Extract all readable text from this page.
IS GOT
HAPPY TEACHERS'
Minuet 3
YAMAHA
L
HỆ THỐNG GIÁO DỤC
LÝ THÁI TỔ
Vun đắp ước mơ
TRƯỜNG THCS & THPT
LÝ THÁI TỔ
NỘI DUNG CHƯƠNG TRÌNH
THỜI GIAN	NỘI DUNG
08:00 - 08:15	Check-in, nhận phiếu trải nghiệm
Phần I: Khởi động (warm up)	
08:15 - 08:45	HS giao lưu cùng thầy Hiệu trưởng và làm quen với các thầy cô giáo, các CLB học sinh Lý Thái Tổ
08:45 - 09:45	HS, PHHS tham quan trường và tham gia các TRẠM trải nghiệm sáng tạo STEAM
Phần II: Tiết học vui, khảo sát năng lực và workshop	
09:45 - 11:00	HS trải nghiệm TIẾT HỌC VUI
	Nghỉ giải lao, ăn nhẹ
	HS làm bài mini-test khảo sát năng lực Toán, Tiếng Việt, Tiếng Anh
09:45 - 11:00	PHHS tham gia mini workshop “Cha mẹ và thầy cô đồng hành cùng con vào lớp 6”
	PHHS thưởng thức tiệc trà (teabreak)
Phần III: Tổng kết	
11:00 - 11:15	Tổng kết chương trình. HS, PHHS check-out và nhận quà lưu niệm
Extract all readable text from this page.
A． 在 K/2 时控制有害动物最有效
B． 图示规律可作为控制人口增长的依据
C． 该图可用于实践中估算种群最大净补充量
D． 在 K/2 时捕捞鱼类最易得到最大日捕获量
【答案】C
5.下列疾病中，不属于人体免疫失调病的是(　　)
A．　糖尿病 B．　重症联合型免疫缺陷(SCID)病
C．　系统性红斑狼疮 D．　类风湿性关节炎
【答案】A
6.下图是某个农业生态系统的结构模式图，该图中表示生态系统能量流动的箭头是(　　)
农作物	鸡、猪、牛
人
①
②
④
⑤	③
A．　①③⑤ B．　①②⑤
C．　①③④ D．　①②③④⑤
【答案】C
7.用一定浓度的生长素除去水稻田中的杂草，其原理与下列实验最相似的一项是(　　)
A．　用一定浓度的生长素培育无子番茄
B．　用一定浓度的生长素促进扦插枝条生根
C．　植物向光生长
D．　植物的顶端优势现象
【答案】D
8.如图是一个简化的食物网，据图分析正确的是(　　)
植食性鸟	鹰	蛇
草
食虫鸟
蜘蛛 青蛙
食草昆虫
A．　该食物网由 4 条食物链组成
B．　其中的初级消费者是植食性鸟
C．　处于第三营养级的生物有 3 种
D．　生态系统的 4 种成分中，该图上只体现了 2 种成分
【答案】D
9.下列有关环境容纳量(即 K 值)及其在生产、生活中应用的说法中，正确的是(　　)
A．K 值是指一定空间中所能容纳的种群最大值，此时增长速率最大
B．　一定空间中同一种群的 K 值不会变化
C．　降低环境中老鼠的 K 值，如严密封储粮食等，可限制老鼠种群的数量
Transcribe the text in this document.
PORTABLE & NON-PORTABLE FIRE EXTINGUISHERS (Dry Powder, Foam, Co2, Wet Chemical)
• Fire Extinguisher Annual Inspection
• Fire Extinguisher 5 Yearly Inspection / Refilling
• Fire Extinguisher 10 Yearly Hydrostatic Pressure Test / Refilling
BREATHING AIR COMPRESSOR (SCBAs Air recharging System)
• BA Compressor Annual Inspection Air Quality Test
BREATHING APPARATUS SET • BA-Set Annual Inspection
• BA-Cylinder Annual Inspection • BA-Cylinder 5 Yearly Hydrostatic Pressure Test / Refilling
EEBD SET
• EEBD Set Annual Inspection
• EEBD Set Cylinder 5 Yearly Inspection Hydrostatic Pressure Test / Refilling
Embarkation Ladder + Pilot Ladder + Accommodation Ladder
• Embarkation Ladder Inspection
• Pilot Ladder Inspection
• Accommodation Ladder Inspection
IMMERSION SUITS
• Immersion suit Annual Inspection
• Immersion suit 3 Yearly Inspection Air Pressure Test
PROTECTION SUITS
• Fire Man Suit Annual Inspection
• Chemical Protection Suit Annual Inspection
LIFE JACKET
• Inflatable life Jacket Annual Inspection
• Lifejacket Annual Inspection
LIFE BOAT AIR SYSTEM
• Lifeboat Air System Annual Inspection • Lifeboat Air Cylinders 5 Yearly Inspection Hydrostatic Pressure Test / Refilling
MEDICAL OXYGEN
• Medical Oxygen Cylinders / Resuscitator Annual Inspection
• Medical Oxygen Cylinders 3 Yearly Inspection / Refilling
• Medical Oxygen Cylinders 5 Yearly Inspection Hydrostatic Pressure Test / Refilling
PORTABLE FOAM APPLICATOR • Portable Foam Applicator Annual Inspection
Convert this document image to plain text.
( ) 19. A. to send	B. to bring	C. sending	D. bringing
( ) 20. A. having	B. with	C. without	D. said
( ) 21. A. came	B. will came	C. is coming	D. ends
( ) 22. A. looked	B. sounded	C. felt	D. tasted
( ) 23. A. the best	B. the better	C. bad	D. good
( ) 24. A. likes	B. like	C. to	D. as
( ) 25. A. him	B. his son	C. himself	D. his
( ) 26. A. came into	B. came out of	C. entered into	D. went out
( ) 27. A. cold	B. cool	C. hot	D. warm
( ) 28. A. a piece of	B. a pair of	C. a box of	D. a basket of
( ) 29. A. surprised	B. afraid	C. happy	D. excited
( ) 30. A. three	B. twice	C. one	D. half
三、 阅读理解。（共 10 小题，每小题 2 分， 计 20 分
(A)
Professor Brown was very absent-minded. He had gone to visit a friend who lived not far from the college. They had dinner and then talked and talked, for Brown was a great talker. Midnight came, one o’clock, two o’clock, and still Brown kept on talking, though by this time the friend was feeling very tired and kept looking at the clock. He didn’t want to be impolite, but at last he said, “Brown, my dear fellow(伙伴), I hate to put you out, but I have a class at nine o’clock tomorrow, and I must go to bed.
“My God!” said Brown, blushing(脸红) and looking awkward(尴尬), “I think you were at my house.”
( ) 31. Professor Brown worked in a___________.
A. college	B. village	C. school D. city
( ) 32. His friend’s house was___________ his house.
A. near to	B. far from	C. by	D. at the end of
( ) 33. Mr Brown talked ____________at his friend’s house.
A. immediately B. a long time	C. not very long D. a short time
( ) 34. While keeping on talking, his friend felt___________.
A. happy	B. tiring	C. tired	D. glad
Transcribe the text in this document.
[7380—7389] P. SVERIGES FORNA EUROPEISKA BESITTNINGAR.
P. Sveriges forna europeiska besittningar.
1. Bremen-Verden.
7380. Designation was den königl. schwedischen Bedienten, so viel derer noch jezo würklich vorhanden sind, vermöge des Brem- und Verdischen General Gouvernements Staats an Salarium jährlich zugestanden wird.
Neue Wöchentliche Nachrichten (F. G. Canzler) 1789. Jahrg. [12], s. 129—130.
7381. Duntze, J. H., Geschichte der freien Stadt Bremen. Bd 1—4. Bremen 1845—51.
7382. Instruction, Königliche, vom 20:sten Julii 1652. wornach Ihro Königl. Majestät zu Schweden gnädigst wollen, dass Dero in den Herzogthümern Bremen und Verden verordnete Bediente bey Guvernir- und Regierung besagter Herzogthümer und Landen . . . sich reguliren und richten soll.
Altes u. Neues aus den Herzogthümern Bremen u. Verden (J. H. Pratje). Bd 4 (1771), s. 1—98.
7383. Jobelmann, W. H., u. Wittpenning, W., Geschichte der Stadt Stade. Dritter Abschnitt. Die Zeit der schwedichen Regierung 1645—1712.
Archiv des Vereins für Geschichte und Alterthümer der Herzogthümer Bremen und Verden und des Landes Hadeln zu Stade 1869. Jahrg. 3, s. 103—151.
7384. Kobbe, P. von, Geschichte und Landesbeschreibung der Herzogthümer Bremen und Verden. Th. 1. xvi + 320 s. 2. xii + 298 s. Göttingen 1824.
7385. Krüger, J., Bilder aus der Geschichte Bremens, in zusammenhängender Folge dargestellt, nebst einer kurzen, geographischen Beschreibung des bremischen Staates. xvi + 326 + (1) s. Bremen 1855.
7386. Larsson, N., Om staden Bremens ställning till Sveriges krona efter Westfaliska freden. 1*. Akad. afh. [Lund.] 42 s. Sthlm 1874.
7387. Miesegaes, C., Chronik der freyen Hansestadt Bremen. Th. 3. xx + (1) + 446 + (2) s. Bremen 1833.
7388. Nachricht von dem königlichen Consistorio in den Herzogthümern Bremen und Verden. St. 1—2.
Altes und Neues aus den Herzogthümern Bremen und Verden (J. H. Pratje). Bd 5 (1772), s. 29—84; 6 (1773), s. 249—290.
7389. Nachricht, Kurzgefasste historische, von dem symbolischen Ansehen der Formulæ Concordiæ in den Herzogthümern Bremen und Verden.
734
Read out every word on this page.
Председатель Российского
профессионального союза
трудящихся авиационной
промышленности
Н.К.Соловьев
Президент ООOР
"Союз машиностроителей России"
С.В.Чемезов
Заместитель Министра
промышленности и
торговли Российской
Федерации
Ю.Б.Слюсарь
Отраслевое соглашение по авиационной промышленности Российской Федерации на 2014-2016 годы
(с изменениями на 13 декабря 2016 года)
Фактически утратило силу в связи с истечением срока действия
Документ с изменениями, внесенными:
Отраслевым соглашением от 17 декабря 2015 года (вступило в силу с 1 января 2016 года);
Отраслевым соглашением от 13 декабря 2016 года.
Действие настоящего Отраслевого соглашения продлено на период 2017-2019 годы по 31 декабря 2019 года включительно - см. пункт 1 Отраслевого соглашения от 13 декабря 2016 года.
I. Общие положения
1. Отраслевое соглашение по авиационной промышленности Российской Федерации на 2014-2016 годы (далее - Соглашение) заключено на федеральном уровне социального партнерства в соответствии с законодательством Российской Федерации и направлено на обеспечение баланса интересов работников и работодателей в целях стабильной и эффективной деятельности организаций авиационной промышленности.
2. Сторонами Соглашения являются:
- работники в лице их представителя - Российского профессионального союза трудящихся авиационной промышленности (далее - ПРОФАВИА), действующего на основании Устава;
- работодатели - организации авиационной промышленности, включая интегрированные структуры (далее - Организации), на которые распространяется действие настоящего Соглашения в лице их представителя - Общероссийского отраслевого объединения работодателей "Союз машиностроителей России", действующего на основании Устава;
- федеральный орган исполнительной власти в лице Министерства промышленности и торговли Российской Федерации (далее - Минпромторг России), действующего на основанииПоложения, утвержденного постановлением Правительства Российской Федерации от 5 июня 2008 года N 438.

· · ·

### Exercise instructions:
Return each line of the data that contains the string "силу".

### Task answer:
Фактически утратило силу в связи с истечением срока действия
Отраслевым соглашением от 17 декабря 2015 года (вступило в силу с 1 января 2016 года);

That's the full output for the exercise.